● **Work to complete**
Keep the images out and copy every entry below exactly.

● **Records for this exercise**
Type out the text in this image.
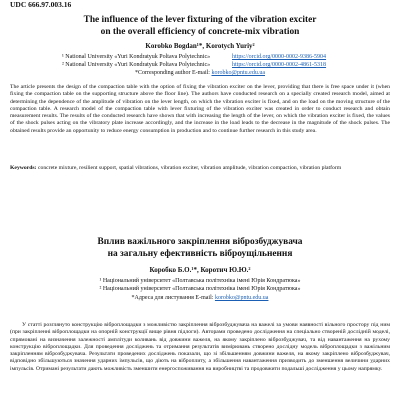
UDC 666.97.003.16
The influence of the lever fixturing of the vibration exciter
on the overall efficiency of concrete-mix vibration
Korobko Bogdan¹*, Korotych Yuriy²
¹ National University «Yuri Kondratyuk Poltava Polytechnic»	https://orcid.org/0000-0002-9386-5904
² National University «Yuri Kondratyuk Poltava Polytechnic»	https://orcid.org/0000-0002-4861-5318
*Corresponding author E-mail: korobko@pntu.edu.ua
The article presents the design of the compaction table with the option of fixing the vibration exciter on the lever, providing that there is free space under it (when fixing the compaction table on the supporting structure above the floor line). The authors have conducted research on a specially created research model, aimed at determining the dependence of the amplitude of vibration on the lever length, on which the vibration exciter is fixed, and on the load on the moving structure of the compaction table. A research model of the compaction table with lever fixturing of the vibration exciter was created in order to conduct research and obtain measurement results. The results of the conducted research have shown that with increasing the length of the lever, on which the vibration exciter is fixed, the values of the shock pulses acting on the vibratory plate increase accordingly, and the increase in the load leads to the decrease in the magnitude of the shock pulses. The obtained results provide an opportunity to reduce energy consumption in production and to continue further research in this study area.
Keywords: concrete mixture, resilient support, spatial vibrations, vibration exciter, vibration amplitude, vibration compaction, vibration platform
Вплив важільного закріплення віброзбуджувача
на загальну ефективність віброущільнення
Коробко Б.О.¹*, Коротич Ю.Ю.²
¹ Національний університет «Полтавська політехніка імені Юрія Кондратюка»
² Національний університет «Полтавська політехніка імені Юрія Кондратюка»
*Адреса для листування E-mail: korobko@pntu.edu.ua
У статті розглянуто конструкцію віброплощадки з можливістю закріплення віброзбуджувача на важелі за умови наявності вільного простору під ним (при закріпленні віброплощадки на опорній конструкції вище рівня підлоги). Авторами проведено дослідження на спеціально створеній дослідній моделі, спрямовані на визначення залежності амплітуди коливань від довжини важеля, на якому закріплено віброзбуджувач, та від навантаження на рухому конструкцію віброплощадки. Для проведення досліджень та отримання результатів вимірювань створено дослідну модель віброплощадки з важільним закріпленням віброзбуджувача. Результати проведених досліджень показали, що зі збільшенням довжини важеля, на якому закріплено віброзбуджувач, відповідно збільшуються значення ударних імпульсів, що діють на віброплиту, а збільшення навантаження призводить до зменшення величини ударних імпульсів. Отримані результати дають можливість зменшити енергоспоживання на виробництві та продовжити подальші дослідження у цьому напрямку.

● **Answer for the task**
Type out the text in this image.
UDC 666.97.003.16
The influence of the lever fixturing of the vibration exciter
on the overall efficiency of concrete-mix vibration
Korobko Bogdan¹*, Korotych Yuriy²
¹ National University «Yuri Kondratyuk Poltava Polytechnic»	https://orcid.org/0000-0002-9386-5904
² National University «Yuri Kondratyuk Poltava Polytechnic»	https://orcid.org/0000-0002-4861-5318
*Corresponding author E-mail: korobko@pntu.edu.ua
The article presents the design of the compaction table with the option of fixing the vibration exciter on the lever, providing that there is free space under it (when fixing the compaction table on the supporting structure above the floor line). The authors have conducted research on a specially created research model, aimed at determining the dependence of the amplitude of vibration on the lever length, on which the vibration exciter is fixed, and on the load on the moving structure of the compaction table. A research model of the compaction table with lever fixturing of the vibration exciter was created in order to conduct research and obtain measurement results. The results of the conducted research have shown that with increasing the length of the lever, on which the vibration exciter is fixed, the values of the shock pulses acting on the vibratory plate increase accordingly, and the increase in the load leads to the decrease in the magnitude of the shock pulses. The obtained results provide an opportunity to reduce energy consumption in production and to continue further research in this study area.
Keywords: concrete mixture, resilient support, spatial vibrations, vibration exciter, vibration amplitude, vibration compaction, vibration platform
Вплив важільного закріплення віброзбуджувача
на загальну ефективність віброущільнення
Коробко Б.О.¹*, Коротич Ю.Ю.²
¹ Національний університет «Полтавська політехніка імені Юрія Кондратюка»
² Національний університет «Полтавська політехніка імені Юрія Кондратюка»
*Адреса для листування E-mail: korobko@pntu.edu.ua
У статті розглянуто конструкцію віброплощадки з можливістю закріплення віброзбуджувача на важелі за умови наявності вільного простору під ним (при закріпленні віброплощадки на опорній конструкції вище рівня підлоги). Авторами проведено дослідження на спеціально створеній дослідній моделі, спрямовані на визначення залежності амплітуди коливань від довжини важеля, на якому закріплено віброзбуджувач, та від навантаження на рухому конструкцію віброплощадки. Для проведення досліджень та отримання результатів вимірювань створено дослідну модель віброплощадки з важільним закріпленням віброзбуджувача. Результати проведених досліджень показали, що зі збільшенням довжини важеля, на якому закріплено віброзбуджувач, відповідно збільшуються значення ударних імпульсів, що діють на віброплиту, а збільшення навантаження призводить до зменшення величини ударних імпульсів. Отримані результати дають можливість зменшити енергоспоживання на виробництві та продовжити подальші дослідження у цьому напрямку.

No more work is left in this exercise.